(AIM OF THE TASK):
Extract and list every line that contains the word "icon".
## Start
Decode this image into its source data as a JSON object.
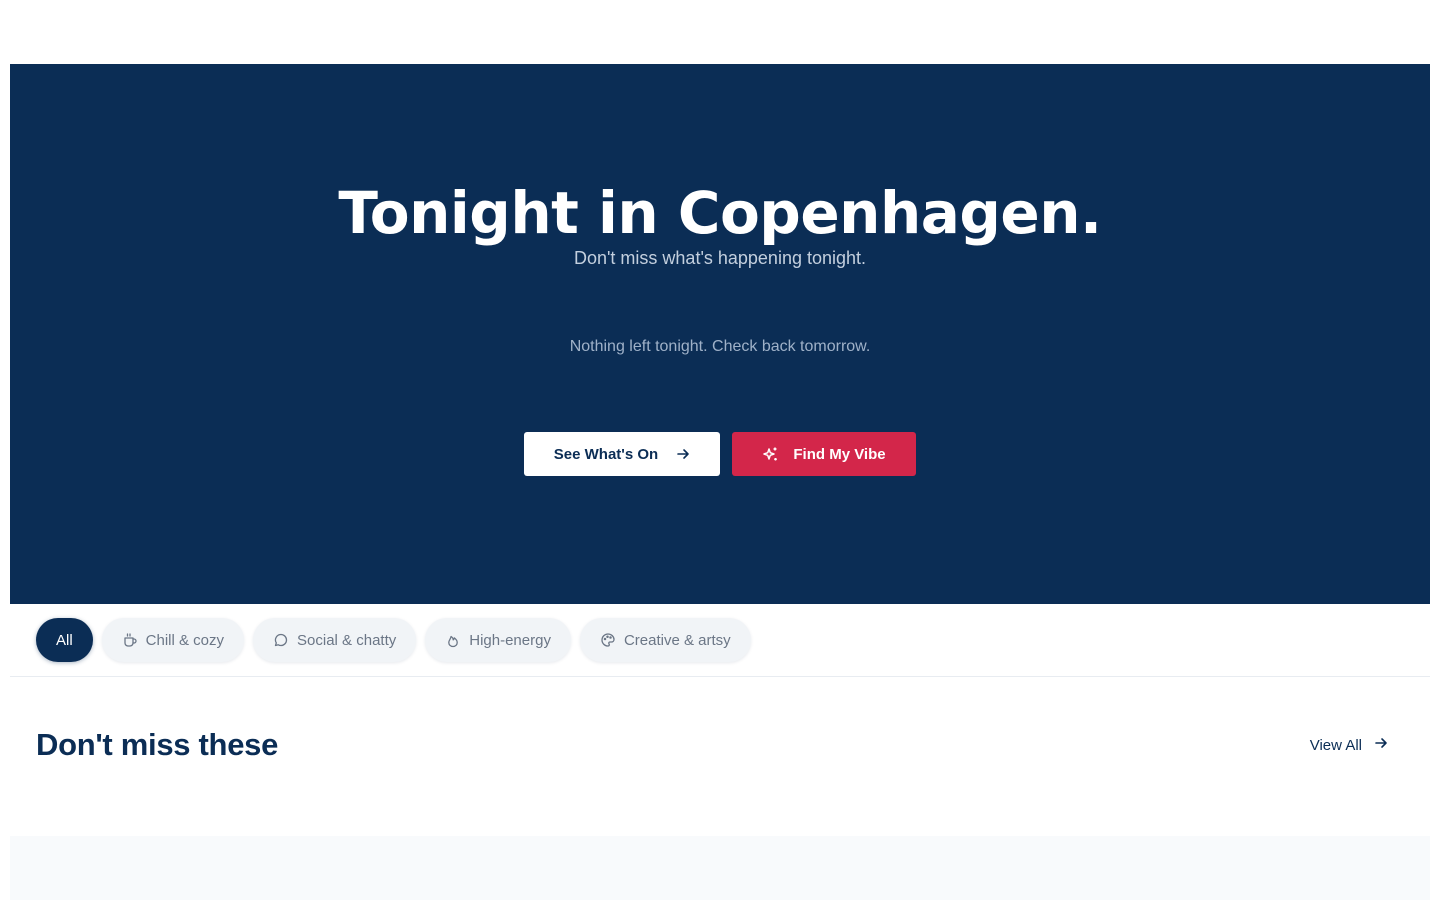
{
  "hero": {
    "title": "Tonight in Copenhagen.",
    "subtitle": "Don't miss what's happening tonight.",
    "empty_message": "Nothing left tonight. Check back tomorrow.",
    "primary_button": "See What's On",
    "accent_button": "Find My Vibe",
    "background_color": "#0b2d55",
    "accent_color": "#d3264a"
  },
  "filters": {
    "selected": "All",
    "chips": [
      {
        "label": "All",
        "icon": null
      },
      {
        "label": "Chill & cozy",
        "icon": "coffee-cup-icon"
      },
      {
        "label": "Social & chatty",
        "icon": "chat-bubble-icon"
      },
      {
        "label": "High-energy",
        "icon": "flame-icon"
      },
      {
        "label": "Creative & artsy",
        "icon": "palette-icon"
      }
    ]
  },
  "section": {
    "title": "Don't miss these",
    "view_all": "View All"
  }
}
## End
(RESULT OF THE EXERCISE):
        "icon": null
        "icon": "coffee-cup-icon"
        "icon": "chat-bubble-icon"
        "icon": "flame-icon"
        "icon": "palette-icon"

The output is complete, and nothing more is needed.